** Start Data listing **
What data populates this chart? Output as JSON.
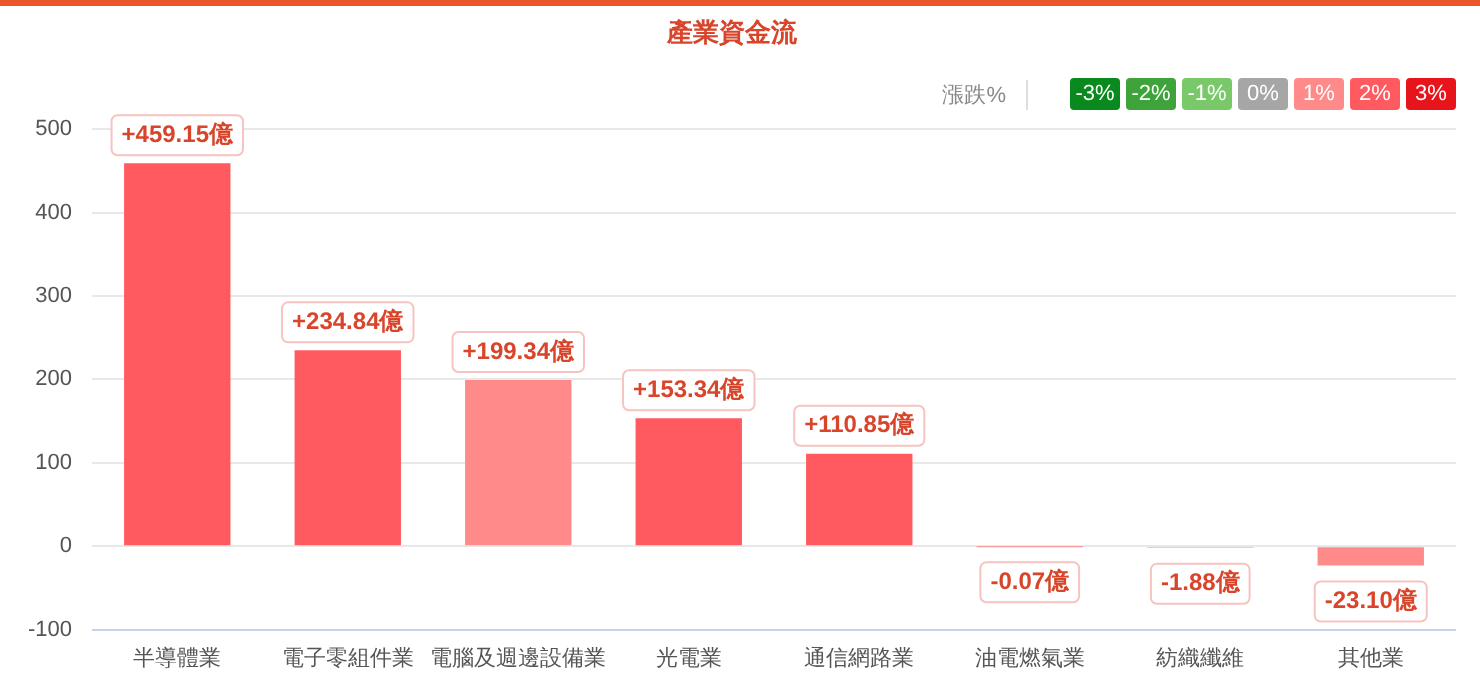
{
  "chart_data": {
    "type": "bar",
    "title": "產業資金流",
    "categories": [
      "半導體業",
      "電子零組件業",
      "電腦及週邊設備業",
      "光電業",
      "通信網路業",
      "油電燃氣業",
      "紡織纖維",
      "其他業"
    ],
    "values": [
      459.15,
      234.84,
      199.34,
      153.34,
      110.85,
      -0.07,
      -1.88,
      -23.1
    ],
    "colors": [
      "#ff5a5f",
      "#ff5a5f",
      "#ff8a8a",
      "#ff5a5f",
      "#ff5a5f",
      "#ff8a8a",
      "#ff8a8a",
      "#ff8a8a"
    ],
    "value_labels": [
      "+459.15億",
      "+234.84億",
      "+199.34億",
      "+153.34億",
      "+110.85億",
      "-0.07億",
      "-1.88億",
      "-23.10億"
    ],
    "ylim": [
      -100,
      500
    ],
    "yticks": [
      -100,
      0,
      100,
      200,
      300,
      400,
      500
    ],
    "grid": "y",
    "legend": false,
    "annotations": [
      "漲跌%",
      "-3%",
      "-2%",
      "-1%",
      "0%",
      "1%",
      "2%",
      "3%"
    ]
  }
}
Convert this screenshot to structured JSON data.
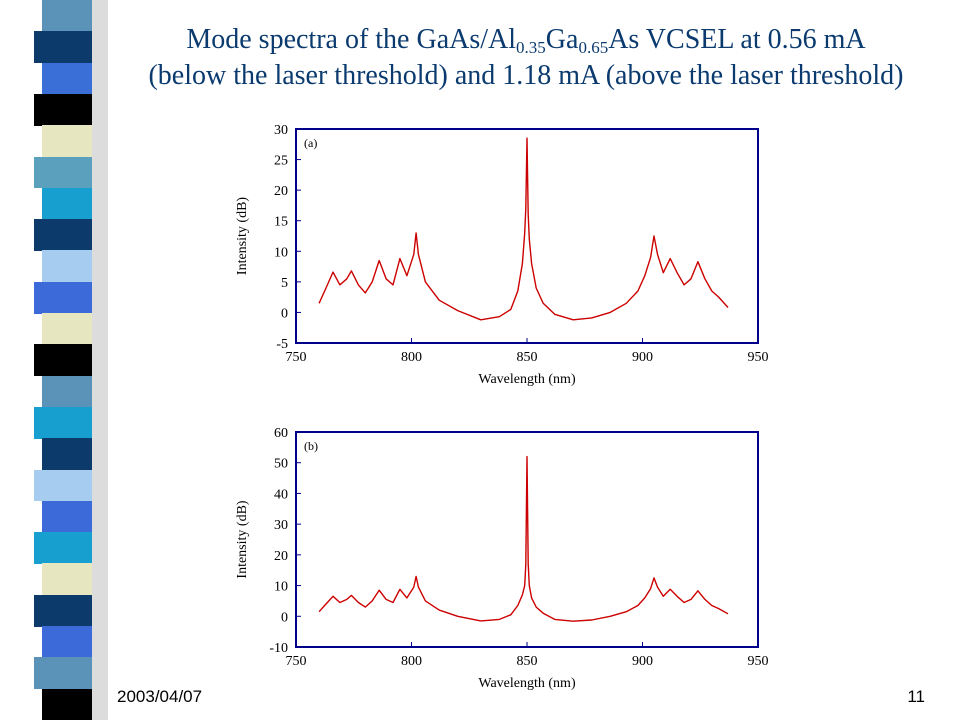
{
  "slide": {
    "title_line1_parts": [
      "Mode spectra of the GaAs/Al",
      "0.35",
      "Ga",
      "0.65",
      "As VCSEL at 0.56 mA"
    ],
    "title_line2": "(below the laser threshold) and 1.18 mA (above the laser threshold)",
    "date": "2003/04/07",
    "page_number": "11"
  },
  "stripe_colors": [
    "#5b93b8",
    "#0b3a6b",
    "#3a6fd8",
    "#000000",
    "#e6e7c0",
    "#5ba0bd",
    "#17a0cf",
    "#0b3a6b",
    "#a6ccf0",
    "#3c6bd9",
    "#e6e7c0",
    "#000000",
    "#5b93b8",
    "#17a0cf",
    "#0b3a6b",
    "#a6ccf0",
    "#3c6bd9",
    "#17a0cf",
    "#e6e7c0",
    "#0b3a6b",
    "#3c6bd9",
    "#5b93b8",
    "#000000"
  ],
  "chart_data": [
    {
      "type": "line",
      "panel_label": "(a)",
      "xlabel": "Wavelength (nm)",
      "ylabel": "Intensity (dB)",
      "xlim": [
        750,
        950
      ],
      "ylim": [
        -5,
        30
      ],
      "xticks": [
        "750",
        "800",
        "850",
        "900",
        "950"
      ],
      "yticks": [
        "-5",
        "0",
        "5",
        "10",
        "15",
        "20",
        "25",
        "30"
      ],
      "grid": false,
      "line_color": "#cc0000",
      "series": [
        {
          "x": [
            760,
            763,
            766,
            769,
            772,
            774,
            777,
            780,
            783,
            786,
            789,
            792,
            795,
            798,
            801,
            802,
            803,
            806,
            812,
            820,
            830,
            838,
            843,
            846,
            848,
            849,
            849.5,
            850,
            850.5,
            851,
            852,
            854,
            857,
            862,
            870,
            878,
            886,
            893,
            898,
            901,
            903.5,
            905,
            906.5,
            909,
            912,
            915,
            918,
            921,
            924,
            927,
            930,
            933,
            937
          ],
          "y": [
            1.5,
            4,
            6.6,
            4.5,
            5.5,
            6.8,
            4.5,
            3.2,
            5,
            8.5,
            5.5,
            4.5,
            8.8,
            6,
            9.5,
            13,
            9.5,
            5,
            2,
            0.3,
            -1.2,
            -0.7,
            0.5,
            3.5,
            8,
            13,
            17,
            28.5,
            16,
            12,
            8,
            4,
            1.5,
            -0.3,
            -1.2,
            -0.9,
            0,
            1.5,
            3.5,
            6,
            9,
            12.5,
            9.5,
            6.5,
            8.8,
            6.5,
            4.5,
            5.5,
            8.3,
            5.5,
            3.5,
            2.5,
            0.8
          ]
        }
      ]
    },
    {
      "type": "line",
      "panel_label": "(b)",
      "xlabel": "Wavelength (nm)",
      "ylabel": "Intensity (dB)",
      "xlim": [
        750,
        950
      ],
      "ylim": [
        -10,
        60
      ],
      "xticks": [
        "750",
        "800",
        "850",
        "900",
        "950"
      ],
      "yticks": [
        "-10",
        "0",
        "10",
        "20",
        "30",
        "40",
        "50",
        "60"
      ],
      "grid": false,
      "line_color": "#cc0000",
      "series": [
        {
          "x": [
            760,
            763,
            766,
            769,
            772,
            774,
            777,
            780,
            783,
            786,
            789,
            792,
            795,
            798,
            801,
            802,
            803,
            806,
            812,
            820,
            830,
            838,
            843,
            846,
            848,
            849,
            849.5,
            850,
            850.5,
            851,
            852,
            854,
            857,
            862,
            870,
            878,
            886,
            893,
            898,
            901,
            903.5,
            905,
            906.5,
            909,
            912,
            915,
            918,
            921,
            924,
            927,
            930,
            933,
            937
          ],
          "y": [
            1.5,
            4,
            6.5,
            4.5,
            5.5,
            6.8,
            4.5,
            3,
            5,
            8.5,
            5.5,
            4.5,
            8.8,
            6,
            9.5,
            13,
            9.5,
            5,
            2,
            0,
            -1.5,
            -1,
            0.5,
            3.5,
            7,
            10,
            17,
            52,
            17,
            10,
            6,
            3,
            1,
            -1,
            -1.6,
            -1.2,
            0,
            1.5,
            3.5,
            6,
            9,
            12.5,
            9.5,
            6.5,
            8.8,
            6.5,
            4.5,
            5.5,
            8.3,
            5.5,
            3.5,
            2.5,
            0.8
          ]
        }
      ]
    }
  ]
}
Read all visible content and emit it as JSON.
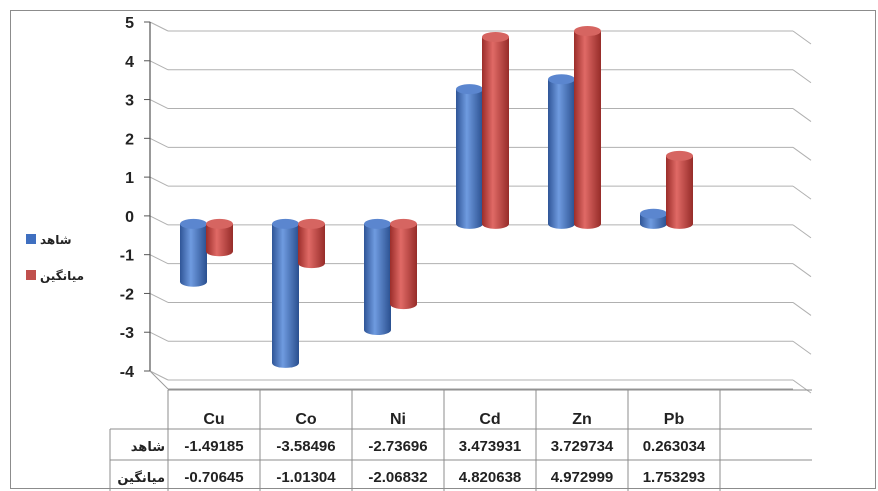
{
  "chart_data": {
    "type": "bar",
    "categories": [
      "Cu",
      "Co",
      "Ni",
      "Cd",
      "Zn",
      "Pb"
    ],
    "series": [
      {
        "name": "شاهد",
        "color": "#3f6fc0",
        "values": [
          -1.49185,
          -3.58496,
          -2.73696,
          3.473931,
          3.729734,
          0.263034
        ]
      },
      {
        "name": "میانگین",
        "color": "#c0504d",
        "values": [
          -0.70645,
          -1.01304,
          -2.06832,
          4.820638,
          4.972999,
          1.753293
        ]
      }
    ],
    "ylim": [
      -4,
      5
    ],
    "y_ticks": [
      5,
      4,
      3,
      2,
      1,
      0,
      -1,
      -2,
      -3,
      -4
    ],
    "table_cells": [
      [
        "-1.49185",
        "-3.58496",
        "-2.73696",
        "3.473931",
        "3.729734",
        "0.263034"
      ],
      [
        "-0.70645",
        "-1.01304",
        "-2.06832",
        "4.820638",
        "4.972999",
        "1.753293"
      ]
    ],
    "grid": true,
    "legend_position": "left",
    "data_table": true
  }
}
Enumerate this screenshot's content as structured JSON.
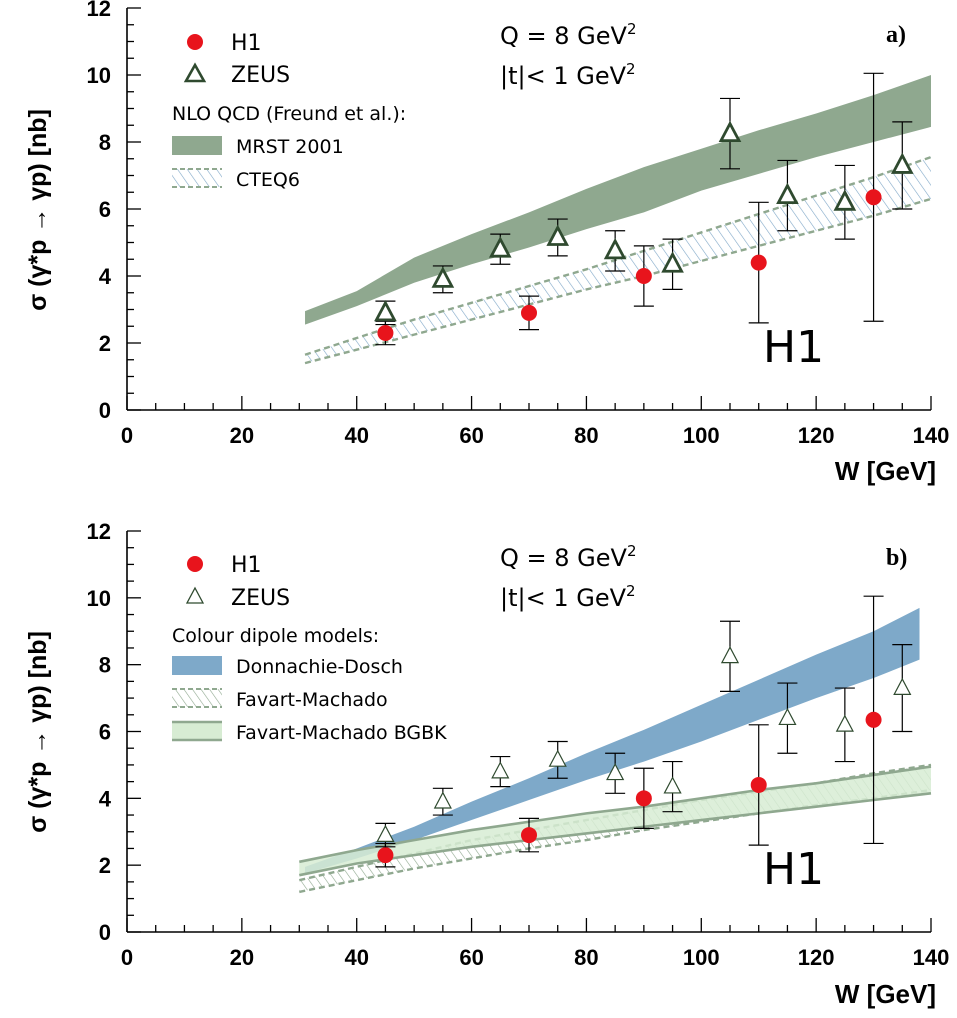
{
  "chart_data": [
    {
      "type": "scatter",
      "panel_label": "a)",
      "xlabel": "W [GeV]",
      "ylabel": "σ (γ*p → γp)  [nb]",
      "xlim": [
        0,
        140
      ],
      "ylim": [
        0,
        12
      ],
      "x_ticks": [
        0,
        20,
        40,
        60,
        80,
        100,
        120,
        140
      ],
      "y_ticks": [
        0,
        2,
        4,
        6,
        8,
        10,
        12
      ],
      "watermark": "H1",
      "annotations": [
        {
          "text": "Q = 8 GeV",
          "sup": "2"
        },
        {
          "text": "|t|< 1 GeV",
          "sup": "2"
        }
      ],
      "legend": [
        "H1",
        "ZEUS",
        "MRST 2001",
        "CTEQ6"
      ],
      "legend_header": "NLO QCD (Freund et al.):",
      "series": [
        {
          "name": "H1",
          "marker": "circle",
          "color": "#e8141c",
          "points": [
            {
              "x": 45,
              "y": 2.3,
              "err": 0.35
            },
            {
              "x": 70,
              "y": 2.9,
              "err": 0.5
            },
            {
              "x": 90,
              "y": 4.0,
              "err": 0.9
            },
            {
              "x": 110,
              "y": 4.4,
              "err": 1.8
            },
            {
              "x": 130,
              "y": 6.35,
              "err": 3.7
            }
          ]
        },
        {
          "name": "ZEUS",
          "marker": "triangle",
          "color": "#2f4a2f",
          "points": [
            {
              "x": 45,
              "y": 2.9,
              "err": 0.35
            },
            {
              "x": 55,
              "y": 3.9,
              "err": 0.4
            },
            {
              "x": 65,
              "y": 4.8,
              "err": 0.45
            },
            {
              "x": 75,
              "y": 5.15,
              "err": 0.55
            },
            {
              "x": 85,
              "y": 4.75,
              "err": 0.6
            },
            {
              "x": 95,
              "y": 4.35,
              "err": 0.75
            },
            {
              "x": 105,
              "y": 8.25,
              "err": 1.05
            },
            {
              "x": 115,
              "y": 6.4,
              "err": 1.05
            },
            {
              "x": 125,
              "y": 6.2,
              "err": 1.1
            },
            {
              "x": 135,
              "y": 7.3,
              "err": 1.3
            }
          ]
        }
      ],
      "bands": [
        {
          "name": "MRST 2001",
          "style": "solid",
          "color": "#8fa88f",
          "x": [
            31,
            40,
            50,
            60,
            70,
            80,
            90,
            100,
            110,
            120,
            130,
            140
          ],
          "lower": [
            2.55,
            3.1,
            3.8,
            4.35,
            4.85,
            5.4,
            5.9,
            6.55,
            7.05,
            7.55,
            8.0,
            8.45
          ],
          "upper": [
            2.95,
            3.55,
            4.55,
            5.25,
            5.9,
            6.6,
            7.25,
            7.8,
            8.35,
            8.85,
            9.4,
            10.0
          ]
        },
        {
          "name": "CTEQ6",
          "style": "hatched",
          "color": "#7fa7c8",
          "x": [
            31,
            40,
            50,
            60,
            70,
            80,
            90,
            100,
            110,
            120,
            130,
            140
          ],
          "lower": [
            1.4,
            1.8,
            2.25,
            2.7,
            3.15,
            3.6,
            4.0,
            4.45,
            4.9,
            5.35,
            5.8,
            6.3
          ],
          "upper": [
            1.65,
            2.15,
            2.7,
            3.2,
            3.7,
            4.2,
            4.75,
            5.3,
            5.85,
            6.4,
            6.95,
            7.55
          ]
        }
      ]
    },
    {
      "type": "scatter",
      "panel_label": "b)",
      "xlabel": "W [GeV]",
      "ylabel": "σ (γ*p → γp)  [nb]",
      "xlim": [
        0,
        140
      ],
      "ylim": [
        0,
        12
      ],
      "x_ticks": [
        0,
        20,
        40,
        60,
        80,
        100,
        120,
        140
      ],
      "y_ticks": [
        0,
        2,
        4,
        6,
        8,
        10,
        12
      ],
      "watermark": "H1",
      "annotations": [
        {
          "text": "Q = 8 GeV",
          "sup": "2"
        },
        {
          "text": "|t|< 1 GeV",
          "sup": "2"
        }
      ],
      "legend": [
        "H1",
        "ZEUS",
        "Donnachie-Dosch",
        "Favart-Machado",
        "Favart-Machado BGBK"
      ],
      "legend_header": "Colour dipole models:",
      "series": [
        {
          "name": "H1",
          "marker": "circle",
          "color": "#e8141c",
          "points": [
            {
              "x": 45,
              "y": 2.3,
              "err": 0.35
            },
            {
              "x": 70,
              "y": 2.9,
              "err": 0.5
            },
            {
              "x": 90,
              "y": 4.0,
              "err": 0.9
            },
            {
              "x": 110,
              "y": 4.4,
              "err": 1.8
            },
            {
              "x": 130,
              "y": 6.35,
              "err": 3.7
            }
          ]
        },
        {
          "name": "ZEUS",
          "marker": "triangle",
          "color": "#2f4a2f",
          "points": [
            {
              "x": 45,
              "y": 2.9,
              "err": 0.35
            },
            {
              "x": 55,
              "y": 3.9,
              "err": 0.4
            },
            {
              "x": 65,
              "y": 4.8,
              "err": 0.45
            },
            {
              "x": 75,
              "y": 5.15,
              "err": 0.55
            },
            {
              "x": 85,
              "y": 4.75,
              "err": 0.6
            },
            {
              "x": 95,
              "y": 4.35,
              "err": 0.75
            },
            {
              "x": 105,
              "y": 8.25,
              "err": 1.05
            },
            {
              "x": 115,
              "y": 6.4,
              "err": 1.05
            },
            {
              "x": 125,
              "y": 6.2,
              "err": 1.1
            },
            {
              "x": 135,
              "y": 7.3,
              "err": 1.3
            }
          ]
        }
      ],
      "bands": [
        {
          "name": "Donnachie-Dosch",
          "style": "solid",
          "color": "#7ea9c9",
          "x": [
            31,
            40,
            50,
            60,
            70,
            80,
            90,
            100,
            110,
            120,
            130,
            138
          ],
          "lower": [
            1.75,
            2.2,
            2.75,
            3.35,
            3.95,
            4.55,
            5.1,
            5.7,
            6.35,
            7.0,
            7.6,
            8.15
          ],
          "upper": [
            1.95,
            2.5,
            3.15,
            3.9,
            4.6,
            5.35,
            6.05,
            6.8,
            7.55,
            8.3,
            9.0,
            9.7
          ]
        },
        {
          "name": "Favart-Machado",
          "style": "hatched",
          "color": "#8fa88f",
          "x": [
            30,
            40,
            50,
            60,
            70,
            80,
            90,
            100,
            110,
            120,
            130,
            140
          ],
          "lower": [
            1.2,
            1.55,
            1.9,
            2.2,
            2.5,
            2.75,
            3.05,
            3.3,
            3.55,
            3.8,
            4.0,
            4.25
          ],
          "upper": [
            1.55,
            1.95,
            2.35,
            2.75,
            3.05,
            3.35,
            3.65,
            3.95,
            4.2,
            4.45,
            4.75,
            5.0
          ]
        },
        {
          "name": "Favart-Machado BGBK",
          "style": "light",
          "color": "#d7ecd3",
          "x": [
            30,
            40,
            50,
            60,
            70,
            80,
            90,
            100,
            110,
            120,
            130,
            140
          ],
          "lower": [
            1.7,
            2.05,
            2.3,
            2.55,
            2.75,
            2.95,
            3.15,
            3.35,
            3.55,
            3.75,
            3.95,
            4.15
          ],
          "upper": [
            2.1,
            2.45,
            2.75,
            3.05,
            3.3,
            3.55,
            3.75,
            4.0,
            4.25,
            4.45,
            4.7,
            4.95
          ]
        }
      ]
    }
  ]
}
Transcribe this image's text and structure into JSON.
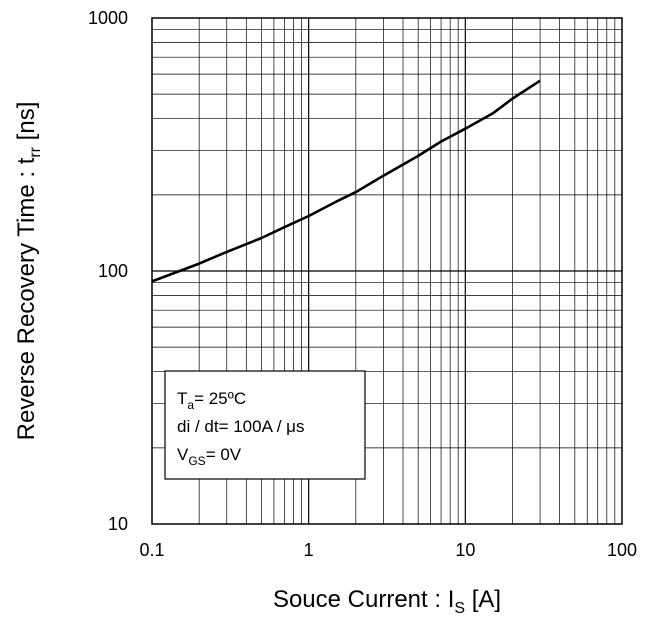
{
  "chart_data": {
    "type": "line",
    "title": "",
    "x_scale": "log",
    "y_scale": "log",
    "xlim": [
      0.1,
      100
    ],
    "ylim": [
      10,
      1000
    ],
    "grid": true,
    "x_ticks": [
      "0.1",
      "1",
      "10",
      "100"
    ],
    "y_ticks": [
      "10",
      "100",
      "1000"
    ],
    "xlabel": {
      "main": "Souce Current : I",
      "sub": "S",
      "unit": " [A]"
    },
    "ylabel": {
      "main": "Reverse Recovery Time : t",
      "sub": "rr",
      "unit": " [ns]"
    },
    "annotation": {
      "line1": {
        "main": "T",
        "sub": "a",
        "rest": "= 25ºC"
      },
      "line2": {
        "main": "di / dt= 100A / μs"
      },
      "line3": {
        "main": "V",
        "sub": "GS",
        "rest": "= 0V"
      }
    },
    "series": [
      {
        "color": "#000000",
        "x": [
          0.1,
          0.15,
          0.2,
          0.3,
          0.5,
          0.7,
          1,
          1.5,
          2,
          3,
          5,
          7,
          10,
          15,
          20,
          30
        ],
        "y": [
          91,
          100,
          107,
          119,
          135,
          149,
          165,
          188,
          205,
          238,
          285,
          325,
          365,
          420,
          480,
          565
        ]
      }
    ]
  }
}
** End Data listing **
**What the task asks**
Return from the data every line that holds "Favart".

**Response to this exercise**
        "Favart-Machado",
        "Favart-Machado BGBK"
          "name": "Favart-Machado",
          "name": "Favart-Machado BGBK",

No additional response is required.